### Task input
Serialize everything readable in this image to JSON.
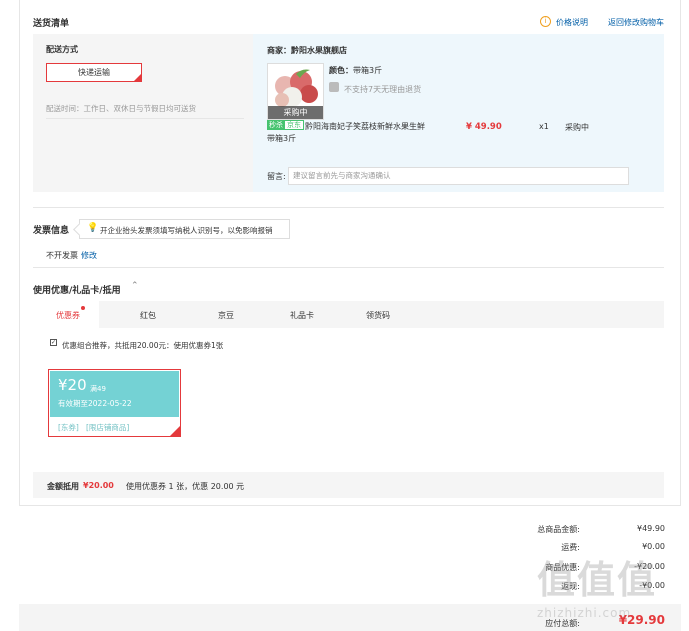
{
  "delivery": {
    "section_title": "送货清单",
    "price_note": "价格说明",
    "back_to_cart": "返回修改购物车",
    "method_label": "配送方式",
    "method_value": "快递运输",
    "time_note": "配送时间：工作日、双休日与节假日均可送货"
  },
  "order": {
    "store": "商家：黔阳水果旗舰店",
    "color_label": "颜色：",
    "color_value": "带箱3斤",
    "return_policy": "不支持7天无理由退货",
    "image_badge": "采购中",
    "tag1": "秒杀",
    "tag2": "京东",
    "product_name": "黔阳海南妃子笑荔枝新鲜水果生鲜",
    "product_spec": "带箱3斤",
    "price": "¥ 49.90",
    "qty": "x1",
    "status": "采购中",
    "message_label": "留言:",
    "message_placeholder": "建议留言前先与商家沟通确认"
  },
  "invoice": {
    "title": "发票信息",
    "tip": "开企业抬头发票须填写纳税人识别号，以免影响报销",
    "value": "不开发票",
    "edit": "修改"
  },
  "discount": {
    "title": "使用优惠/礼品卡/抵用",
    "tabs": [
      "优惠券",
      "红包",
      "京豆",
      "礼品卡",
      "领货码"
    ],
    "combo_note": "优惠组合推荐，共抵用20.00元：使用优惠券1张",
    "coupon": {
      "amount": "¥20",
      "condition": "满49",
      "validity": "有效期至2022-05-22",
      "type": "[东券]",
      "scope": "[限店铺商品]"
    },
    "footer_label": "金额抵用",
    "footer_amount": "¥20.00",
    "footer_note": "使用优惠券 1 张，优惠 20.00 元"
  },
  "summary": {
    "rows": [
      {
        "label": "总商品金额:",
        "value": "¥49.90"
      },
      {
        "label": "运费:",
        "value": "¥0.00"
      },
      {
        "label": "商品优惠:",
        "value": "-¥20.00"
      },
      {
        "label": "返现:",
        "value": "-¥0.00"
      }
    ],
    "total_label": "应付总额:",
    "total_value": "¥29.90"
  },
  "watermark": "值值值",
  "watermark_site": "zhizhizhi.com",
  "colors": {
    "accent": "#e4393c",
    "link": "#005ea7",
    "coupon": "#74d2d4"
  }
}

### Problem description
Each entry above should be reproduced exactly, with the pictures removed.

### Answer to the exercise
Serialize everything readable in this image to JSON.
{
  "delivery": {
    "section_title": "送货清单",
    "price_note": "价格说明",
    "back_to_cart": "返回修改购物车",
    "method_label": "配送方式",
    "method_value": "快递运输",
    "time_note": "配送时间：工作日、双休日与节假日均可送货"
  },
  "order": {
    "store": "商家：黔阳水果旗舰店",
    "color_label": "颜色：",
    "color_value": "带箱3斤",
    "return_policy": "不支持7天无理由退货",
    "image_badge": "采购中",
    "tag1": "秒杀",
    "tag2": "京东",
    "product_name": "黔阳海南妃子笑荔枝新鲜水果生鲜",
    "product_spec": "带箱3斤",
    "price": "¥ 49.90",
    "qty": "x1",
    "status": "采购中",
    "message_label": "留言:",
    "message_placeholder": "建议留言前先与商家沟通确认"
  },
  "invoice": {
    "title": "发票信息",
    "tip": "开企业抬头发票须填写纳税人识别号，以免影响报销",
    "value": "不开发票",
    "edit": "修改"
  },
  "discount": {
    "title": "使用优惠/礼品卡/抵用",
    "tabs": [
      "优惠券",
      "红包",
      "京豆",
      "礼品卡",
      "领货码"
    ],
    "combo_note": "优惠组合推荐，共抵用20.00元：使用优惠券1张",
    "coupon": {
      "amount": "¥20",
      "condition": "满49",
      "validity": "有效期至2022-05-22",
      "type": "[东券]",
      "scope": "[限店铺商品]"
    },
    "footer_label": "金额抵用",
    "footer_amount": "¥20.00",
    "footer_note": "使用优惠券 1 张，优惠 20.00 元"
  },
  "summary": {
    "rows": [
      {
        "label": "总商品金额:",
        "value": "¥49.90"
      },
      {
        "label": "运费:",
        "value": "¥0.00"
      },
      {
        "label": "商品优惠:",
        "value": "-¥20.00"
      },
      {
        "label": "返现:",
        "value": "-¥0.00"
      }
    ],
    "total_label": "应付总额:",
    "total_value": "¥29.90"
  },
  "watermark": "值值值",
  "watermark_site": "zhizhizhi.com",
  "colors": {
    "accent": "#e4393c",
    "link": "#005ea7",
    "coupon": "#74d2d4"
  }
}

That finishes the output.